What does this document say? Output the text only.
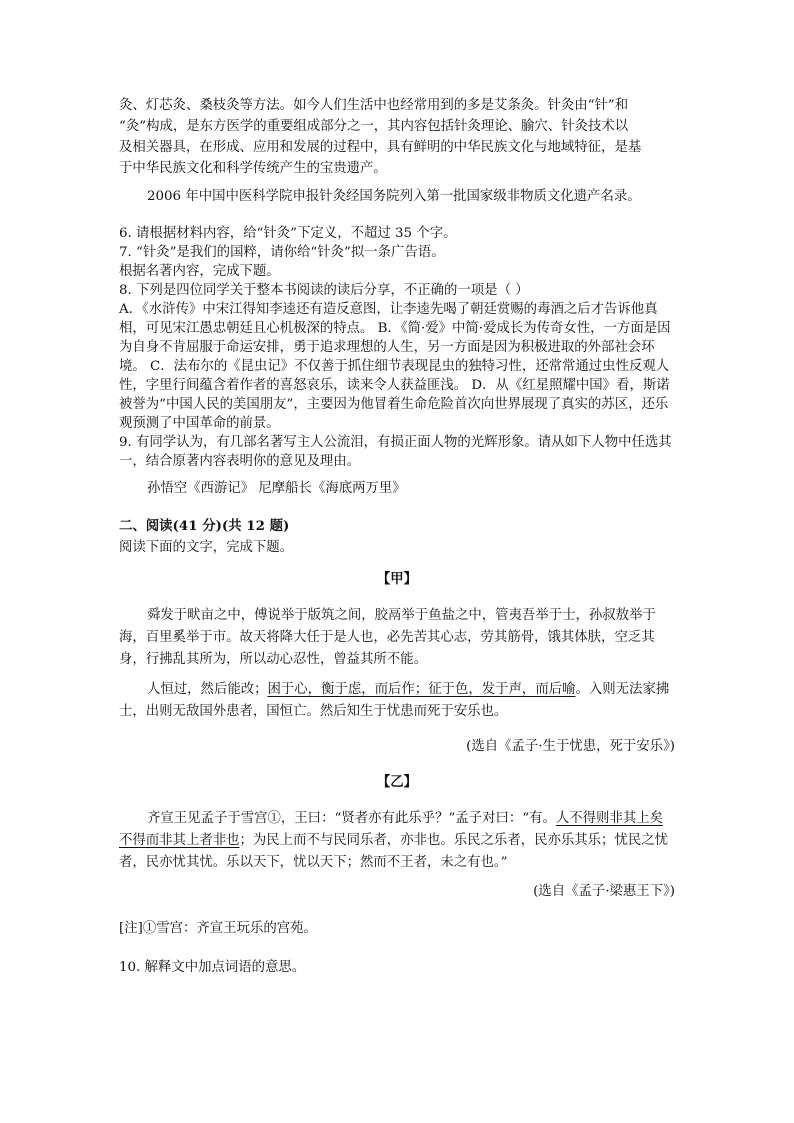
灸、灯芯灸、桑枝灸等方法。如今人们生活中也经常用到的多是艾条灸。针灸由“针”和
“灸”构成，是东方医学的重要组成部分之一，其内容包括针灸理论、腧穴、针灸技术以
及相关器具，在形成、应用和发展的过程中，具有鲜明的中华民族文化与地域特征，是基
于中华民族文化和科学传统产生的宝贵遗产。

2006 年中国中医科学院申报针灸经国务院列入第一批国家级非物质文化遗产名录。

6. 请根据材料内容，给“针灸”下定义，不超过 35 个字。

7. “针灸”是我们的国粹，请你给“针灸”拟一条广告语。

根据名著内容，完成下题。

8. 下列是四位同学关于整本书阅读的读后分享，不正确的一项是（ ）

A．《水浒传》中宋江得知李逵还有造反意图，让李逵先喝了朝廷赏赐的毒酒之后才告诉他真相，可见宋江愚忠朝廷且心机极深的特点。 B．《简·爱》中简·爱成长为传奇女性，一方面是因为自身不肯屈服于命运安排，勇于追求理想的人生，另一方面是因为积极进取的外部社会环境。 C．法布尔的《昆虫记》不仅善于抓住细节表现昆虫的独特习性，还常常通过虫性反观人性，字里行间蕴含着作者的喜怒哀乐，读来令人获益匪浅。 D．从《红星照耀中国》看，斯诺被誉为“中国人民的美国朋友”，主要因为他冒着生命危险首次向世界展现了真实的苏区，还乐观预测了中国革命的前景。

9. 有同学认为，有几部名著写主人公流泪，有损正面人物的光辉形象。请从如下人物中任选其一，结合原著内容表明你的意见及理由。

孙悟空《西游记》 尼摩船长《海底两万里》

二、阅读(41 分)(共 12 题)
阅读下面的文字，完成下题。
【甲】

舜发于畎亩之中，傅说举于版筑之间，胶鬲举于鱼盐之中，管夷吾举于士，孙叔敖举于海，百里奚举于市。故天将降大任于是人也，必先苦其心志，劳其筋骨，饿其体肤，空乏其身，行拂乱其所为，所以动心忍性，曾益其所不能。

人恒过，然后能改；困于心，衡于虑，而后作；征于色，发于声，而后喻。入则无法家拂士，出则无敌国外患者，国恒亡。然后知生于忧患而死于安乐也。

(选自《孟子·生于忧患，死于安乐》)
【乙】

齐宣王见孟子于雪宫①，王曰：“贤者亦有此乐乎？”孟子对曰：“有。人不得则非其上矣不得而非其上者非也；为民上而不与民同乐者，亦非也。乐民之乐者，民亦乐其乐；忧民之忧者，民亦忧其忧。乐以天下，忧以天下；然而不王者，未之有也。”

(选自《孟子·梁惠王下》)
[注]①雪宫：齐宣王玩乐的宫苑。
10. 解释文中加点词语的意思。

::::::::::

**Given problem**
An exact transcription of all the entries is required, without the pictures.

**Full output**
What does this document say? Output the text only.
灸、灯芯灸、桑枝灸等方法。如今人们生活中也经常用到的多是艾条灸。针灸由“针”和
“灸”构成，是东方医学的重要组成部分之一，其内容包括针灸理论、腧穴、针灸技术以
及相关器具，在形成、应用和发展的过程中，具有鲜明的中华民族文化与地域特征，是基
于中华民族文化和科学传统产生的宝贵遗产。

2006 年中国中医科学院申报针灸经国务院列入第一批国家级非物质文化遗产名录。

6. 请根据材料内容，给“针灸”下定义，不超过 35 个字。

7. “针灸”是我们的国粹，请你给“针灸”拟一条广告语。

根据名著内容，完成下题。

8. 下列是四位同学关于整本书阅读的读后分享，不正确的一项是（ ）

A．《水浒传》中宋江得知李逵还有造反意图，让李逵先喝了朝廷赏赐的毒酒之后才告诉他真相，可见宋江愚忠朝廷且心机极深的特点。 B．《简·爱》中简·爱成长为传奇女性，一方面是因为自身不肯屈服于命运安排，勇于追求理想的人生，另一方面是因为积极进取的外部社会环境。 C．法布尔的《昆虫记》不仅善于抓住细节表现昆虫的独特习性，还常常通过虫性反观人性，字里行间蕴含着作者的喜怒哀乐，读来令人获益匪浅。 D．从《红星照耀中国》看，斯诺被誉为“中国人民的美国朋友”，主要因为他冒着生命危险首次向世界展现了真实的苏区，还乐观预测了中国革命的前景。

9. 有同学认为，有几部名著写主人公流泪，有损正面人物的光辉形象。请从如下人物中任选其一，结合原著内容表明你的意见及理由。

孙悟空《西游记》 尼摩船长《海底两万里》

二、阅读(41 分)(共 12 题)
阅读下面的文字，完成下题。
【甲】

舜发于畎亩之中，傅说举于版筑之间，胶鬲举于鱼盐之中，管夷吾举于士，孙叔敖举于海，百里奚举于市。故天将降大任于是人也，必先苦其心志，劳其筋骨，饿其体肤，空乏其身，行拂乱其所为，所以动心忍性，曾益其所不能。

人恒过，然后能改；困于心，衡于虑，而后作；征于色，发于声，而后喻。入则无法家拂士，出则无敌国外患者，国恒亡。然后知生于忧患而死于安乐也。

(选自《孟子·生于忧患，死于安乐》)
【乙】

齐宣王见孟子于雪宫①，王曰：“贤者亦有此乐乎？”孟子对曰：“有。人不得则非其上矣不得而非其上者非也；为民上而不与民同乐者，亦非也。乐民之乐者，民亦乐其乐；忧民之忧者，民亦忧其忧。乐以天下，忧以天下；然而不王者，未之有也。”

(选自《孟子·梁惠王下》)
[注]①雪宫：齐宣王玩乐的宫苑。
10. 解释文中加点词语的意思。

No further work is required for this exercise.